■ **Selected text**:
Wednesday, 22 December 2010

2010 - The Bitter-Sweet Year

I have to say that 2010 has been a really trying year for me. Work and personal life were both afffected in great measures. Overall, I do admit that as hard as it was, I think that it was a year that pushed me to be a better person. There were many events along the way that have been fun and exciting, boring and lame, trying and ridiculous. But I will touch only on the key things here.

On the work front : taking on a dual-portfolio with more add-ons has taken up literally each weekday for me. Going home from work at 7pm almost everyday became a norm (I was worried that I became too attached to the idea of going back when it is dark already. In East Malaysia, it gets dark by 6.30pm). Yes, work was a constant challenge for me this year. In fact, I started my new roles in December 2009 and never looked back since. If there was an ocean in the middle of my office, I would probably be the one struggling to stay afloat in it everyday). No doubt, my colleagues had their equal share of calamities too. But usually, the sharks were circling around me most of the time.

Sometimes I feel like I am doing everything and anything (which is probably accurate in many instances). The fact that we were short-handed did not help the cause as well. And I pretty much learned a lot of things about the business on the spot. Major events happened this year for the company as well and we were thrown right into the middle of it. So that was tough. I can't believe that we are over and done with all those projects. It is a good-bad feel. I guess deep down I was looking for credit dues but it did not come. Perhaps I should wait a while longer. Next year, it is a new role for me again and I wonder what will become of me by then. Let's just hope I do get to have some "work life balance" for a change.

■ **Given data**:
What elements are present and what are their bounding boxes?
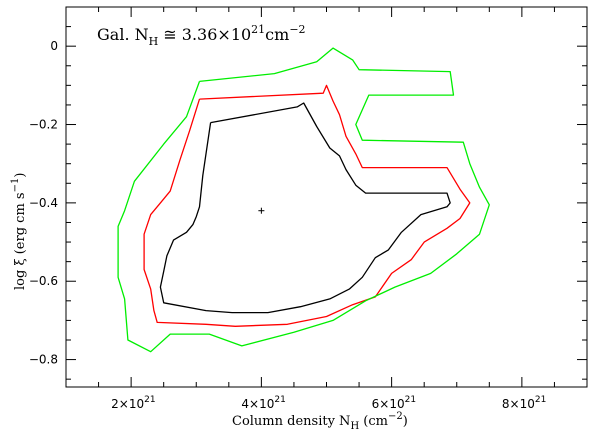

■ **Set problem 1**:
Reproduce the part of the post about 2010 starting at "Sometimes I feel" and ending at "for a change.".
■ **Set problem 2**:
Condense the paragraph of the post about 2010 that begins "Sometimes I feel like I am doing everything" into a bulleted list that keeps its main facts.

■ **Final answer 1**:
Sometimes I feel like I am doing everything and anything (which is probably accurate in many instances). The fact that we were short-handed did not help the cause as well. And I pretty much learned a lot of things about the business on the spot. Major events happened this year for the company as well and we were thrown right into the middle of it. So that was tough. I can't believe that we are over and done with all those projects. It is a good-bad feel. I guess deep down I was looking for credit dues but it did not come. Perhaps I should wait a while longer. Next year, it is a new role for me again and I wonder what will become of me by then. Let's just hope I do get to have some "work life balance" for a change.

■ **Final answer 2**:
- The writer often felt responsible for everything and anything.
- The team was short-handed, which made things harder.
- Much of the business was learned on the spot.
- Major company events took place during the year, and the team was placed right in the middle of them.
- Those projects are now finished, leaving a mixed, "good-bad" feeling.
- The writer hoped for credit, but it did not come.
- A new role begins next year, and the writer hopes for some work-life balance.